* Begin *

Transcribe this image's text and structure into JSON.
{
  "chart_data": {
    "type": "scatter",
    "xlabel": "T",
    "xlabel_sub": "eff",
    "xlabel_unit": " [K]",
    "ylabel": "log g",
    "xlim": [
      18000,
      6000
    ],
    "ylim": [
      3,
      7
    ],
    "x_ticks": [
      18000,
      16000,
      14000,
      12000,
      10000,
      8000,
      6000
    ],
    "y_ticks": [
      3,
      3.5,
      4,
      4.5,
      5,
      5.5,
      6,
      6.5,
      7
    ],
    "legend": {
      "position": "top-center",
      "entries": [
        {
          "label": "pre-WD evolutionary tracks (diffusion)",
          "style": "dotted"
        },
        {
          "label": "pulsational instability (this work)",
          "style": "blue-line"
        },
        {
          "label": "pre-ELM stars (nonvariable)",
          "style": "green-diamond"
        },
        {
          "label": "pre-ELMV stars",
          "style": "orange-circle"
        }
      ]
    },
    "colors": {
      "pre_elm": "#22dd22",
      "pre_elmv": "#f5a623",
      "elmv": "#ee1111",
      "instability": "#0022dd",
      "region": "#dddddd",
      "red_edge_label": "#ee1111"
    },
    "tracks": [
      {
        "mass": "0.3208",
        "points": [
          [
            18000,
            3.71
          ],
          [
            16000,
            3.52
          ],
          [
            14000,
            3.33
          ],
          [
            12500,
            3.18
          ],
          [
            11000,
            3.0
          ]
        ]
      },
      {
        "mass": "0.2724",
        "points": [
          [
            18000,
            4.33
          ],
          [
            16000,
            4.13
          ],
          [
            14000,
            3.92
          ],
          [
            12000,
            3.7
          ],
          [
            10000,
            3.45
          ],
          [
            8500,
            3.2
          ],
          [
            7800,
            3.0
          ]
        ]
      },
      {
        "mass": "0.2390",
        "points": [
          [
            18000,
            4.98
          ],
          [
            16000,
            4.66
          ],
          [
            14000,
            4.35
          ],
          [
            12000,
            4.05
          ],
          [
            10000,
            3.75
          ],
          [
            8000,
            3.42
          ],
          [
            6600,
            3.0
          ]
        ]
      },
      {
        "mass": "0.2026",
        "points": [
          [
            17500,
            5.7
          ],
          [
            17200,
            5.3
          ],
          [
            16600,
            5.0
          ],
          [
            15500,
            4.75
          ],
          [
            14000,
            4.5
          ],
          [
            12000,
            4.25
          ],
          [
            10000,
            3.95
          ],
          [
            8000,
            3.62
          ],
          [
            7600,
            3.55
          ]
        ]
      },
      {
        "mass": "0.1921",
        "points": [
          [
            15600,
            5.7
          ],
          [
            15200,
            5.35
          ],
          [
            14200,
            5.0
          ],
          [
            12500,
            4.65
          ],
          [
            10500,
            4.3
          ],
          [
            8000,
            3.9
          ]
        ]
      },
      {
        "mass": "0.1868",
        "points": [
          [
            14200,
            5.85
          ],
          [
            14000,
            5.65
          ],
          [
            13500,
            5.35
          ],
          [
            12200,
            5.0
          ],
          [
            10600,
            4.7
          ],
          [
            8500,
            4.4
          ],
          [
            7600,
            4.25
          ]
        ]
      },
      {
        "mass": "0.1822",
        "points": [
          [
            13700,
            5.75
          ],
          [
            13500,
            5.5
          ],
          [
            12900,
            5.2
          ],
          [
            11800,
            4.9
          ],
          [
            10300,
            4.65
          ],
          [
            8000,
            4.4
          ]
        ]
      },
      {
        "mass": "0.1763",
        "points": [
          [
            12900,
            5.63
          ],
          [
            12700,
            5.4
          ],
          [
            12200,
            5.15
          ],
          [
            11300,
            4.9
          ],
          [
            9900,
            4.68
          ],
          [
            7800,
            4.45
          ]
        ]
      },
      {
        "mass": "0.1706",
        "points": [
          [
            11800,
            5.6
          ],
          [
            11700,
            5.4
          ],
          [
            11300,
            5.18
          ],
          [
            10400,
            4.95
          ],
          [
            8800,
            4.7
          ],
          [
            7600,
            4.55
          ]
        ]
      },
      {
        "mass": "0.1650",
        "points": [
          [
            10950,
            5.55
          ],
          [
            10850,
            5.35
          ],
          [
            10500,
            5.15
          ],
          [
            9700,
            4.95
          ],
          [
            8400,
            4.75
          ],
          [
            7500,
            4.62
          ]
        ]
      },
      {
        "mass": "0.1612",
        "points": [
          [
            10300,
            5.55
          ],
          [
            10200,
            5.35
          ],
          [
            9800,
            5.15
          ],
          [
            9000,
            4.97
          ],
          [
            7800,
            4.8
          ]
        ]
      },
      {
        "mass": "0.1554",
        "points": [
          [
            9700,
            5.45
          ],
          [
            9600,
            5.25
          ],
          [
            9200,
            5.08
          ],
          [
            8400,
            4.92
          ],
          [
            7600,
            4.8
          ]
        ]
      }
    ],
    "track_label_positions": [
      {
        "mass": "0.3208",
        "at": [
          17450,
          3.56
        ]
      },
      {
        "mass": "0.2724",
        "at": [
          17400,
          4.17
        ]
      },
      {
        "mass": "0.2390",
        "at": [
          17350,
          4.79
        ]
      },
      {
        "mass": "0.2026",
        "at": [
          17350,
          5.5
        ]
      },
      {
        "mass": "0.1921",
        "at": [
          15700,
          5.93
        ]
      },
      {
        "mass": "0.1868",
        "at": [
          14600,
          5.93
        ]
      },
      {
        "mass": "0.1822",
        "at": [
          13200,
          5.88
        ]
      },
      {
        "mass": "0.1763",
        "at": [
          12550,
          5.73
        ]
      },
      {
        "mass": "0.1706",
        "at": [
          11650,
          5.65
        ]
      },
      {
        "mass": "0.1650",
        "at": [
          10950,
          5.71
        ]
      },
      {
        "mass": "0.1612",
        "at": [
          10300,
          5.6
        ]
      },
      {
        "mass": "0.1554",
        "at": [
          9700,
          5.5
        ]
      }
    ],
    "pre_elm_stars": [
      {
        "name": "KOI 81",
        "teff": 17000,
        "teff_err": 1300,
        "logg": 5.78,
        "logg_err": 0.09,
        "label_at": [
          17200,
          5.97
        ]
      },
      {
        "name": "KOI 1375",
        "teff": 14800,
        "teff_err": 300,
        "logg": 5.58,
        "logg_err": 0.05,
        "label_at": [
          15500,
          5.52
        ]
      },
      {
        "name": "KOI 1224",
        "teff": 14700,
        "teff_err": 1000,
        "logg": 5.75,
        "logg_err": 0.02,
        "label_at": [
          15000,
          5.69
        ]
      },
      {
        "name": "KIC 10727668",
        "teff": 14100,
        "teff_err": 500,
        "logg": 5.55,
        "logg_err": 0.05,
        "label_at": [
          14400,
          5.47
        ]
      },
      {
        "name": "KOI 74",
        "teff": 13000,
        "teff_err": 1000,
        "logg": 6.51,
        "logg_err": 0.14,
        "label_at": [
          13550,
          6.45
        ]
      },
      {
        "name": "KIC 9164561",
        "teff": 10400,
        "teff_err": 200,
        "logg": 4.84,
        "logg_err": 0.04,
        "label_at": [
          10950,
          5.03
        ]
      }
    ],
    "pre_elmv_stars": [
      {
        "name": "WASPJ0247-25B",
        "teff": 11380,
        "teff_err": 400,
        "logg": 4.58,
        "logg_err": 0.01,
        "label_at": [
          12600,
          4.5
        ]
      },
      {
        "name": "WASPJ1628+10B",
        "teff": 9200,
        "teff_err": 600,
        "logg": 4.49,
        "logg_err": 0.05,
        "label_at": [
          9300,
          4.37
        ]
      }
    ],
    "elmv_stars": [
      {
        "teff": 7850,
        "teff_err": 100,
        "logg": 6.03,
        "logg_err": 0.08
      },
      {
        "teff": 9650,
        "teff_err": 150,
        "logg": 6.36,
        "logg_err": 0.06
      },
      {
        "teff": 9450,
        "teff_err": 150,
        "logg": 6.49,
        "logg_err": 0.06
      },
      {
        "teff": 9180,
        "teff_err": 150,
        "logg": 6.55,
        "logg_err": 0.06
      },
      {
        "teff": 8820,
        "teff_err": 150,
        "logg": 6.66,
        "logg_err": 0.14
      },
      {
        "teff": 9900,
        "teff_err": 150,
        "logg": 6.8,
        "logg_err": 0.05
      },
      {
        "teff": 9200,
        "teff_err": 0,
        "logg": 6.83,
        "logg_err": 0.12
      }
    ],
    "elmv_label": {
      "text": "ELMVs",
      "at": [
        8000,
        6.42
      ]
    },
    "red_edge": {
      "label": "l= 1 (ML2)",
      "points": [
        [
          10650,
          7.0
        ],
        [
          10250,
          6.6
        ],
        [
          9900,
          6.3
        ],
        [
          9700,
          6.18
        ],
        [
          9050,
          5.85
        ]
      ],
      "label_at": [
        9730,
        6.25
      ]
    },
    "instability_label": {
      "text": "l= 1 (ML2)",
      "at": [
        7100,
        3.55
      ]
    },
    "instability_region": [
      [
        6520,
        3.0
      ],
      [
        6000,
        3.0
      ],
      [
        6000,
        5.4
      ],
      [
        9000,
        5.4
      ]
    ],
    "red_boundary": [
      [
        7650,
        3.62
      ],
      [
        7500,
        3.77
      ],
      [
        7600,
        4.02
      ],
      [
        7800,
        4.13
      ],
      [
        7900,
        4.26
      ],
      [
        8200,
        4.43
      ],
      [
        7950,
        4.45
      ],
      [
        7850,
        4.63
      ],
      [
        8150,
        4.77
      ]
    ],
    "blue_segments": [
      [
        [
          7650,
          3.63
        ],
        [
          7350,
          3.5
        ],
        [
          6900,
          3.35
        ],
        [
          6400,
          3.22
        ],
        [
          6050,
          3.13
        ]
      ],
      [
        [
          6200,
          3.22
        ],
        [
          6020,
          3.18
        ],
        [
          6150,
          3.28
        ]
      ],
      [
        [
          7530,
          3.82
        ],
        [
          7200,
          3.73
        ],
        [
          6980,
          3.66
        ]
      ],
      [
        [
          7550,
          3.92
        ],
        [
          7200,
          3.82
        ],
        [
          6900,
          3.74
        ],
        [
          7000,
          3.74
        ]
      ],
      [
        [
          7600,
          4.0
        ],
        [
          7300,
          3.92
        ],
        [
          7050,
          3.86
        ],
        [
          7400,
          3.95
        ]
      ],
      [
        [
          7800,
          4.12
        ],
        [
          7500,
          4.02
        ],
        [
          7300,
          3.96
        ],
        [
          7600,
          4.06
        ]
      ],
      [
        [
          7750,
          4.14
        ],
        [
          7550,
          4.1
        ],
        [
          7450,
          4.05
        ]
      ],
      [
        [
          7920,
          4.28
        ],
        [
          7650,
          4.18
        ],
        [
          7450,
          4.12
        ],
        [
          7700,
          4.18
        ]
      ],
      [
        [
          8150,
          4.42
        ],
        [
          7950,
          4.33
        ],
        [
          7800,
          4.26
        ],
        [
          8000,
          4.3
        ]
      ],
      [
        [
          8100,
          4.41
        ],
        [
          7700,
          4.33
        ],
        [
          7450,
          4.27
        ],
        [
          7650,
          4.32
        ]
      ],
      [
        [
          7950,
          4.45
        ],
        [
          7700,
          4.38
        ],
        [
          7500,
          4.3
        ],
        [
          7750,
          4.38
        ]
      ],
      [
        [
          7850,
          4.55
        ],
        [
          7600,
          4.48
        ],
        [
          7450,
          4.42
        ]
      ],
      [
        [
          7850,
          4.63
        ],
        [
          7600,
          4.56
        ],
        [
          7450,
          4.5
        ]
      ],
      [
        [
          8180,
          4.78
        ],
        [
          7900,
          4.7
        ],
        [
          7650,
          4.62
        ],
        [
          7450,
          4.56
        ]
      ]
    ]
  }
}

* End *

◆ **Stated goal**:
Identify each line in the records above that contains the word "style", and copy it out in full.

◆ **Answer to the problem**:
          "style": "dotted"
          "style": "blue-line"
          "style": "green-diamond"
          "style": "orange-circle"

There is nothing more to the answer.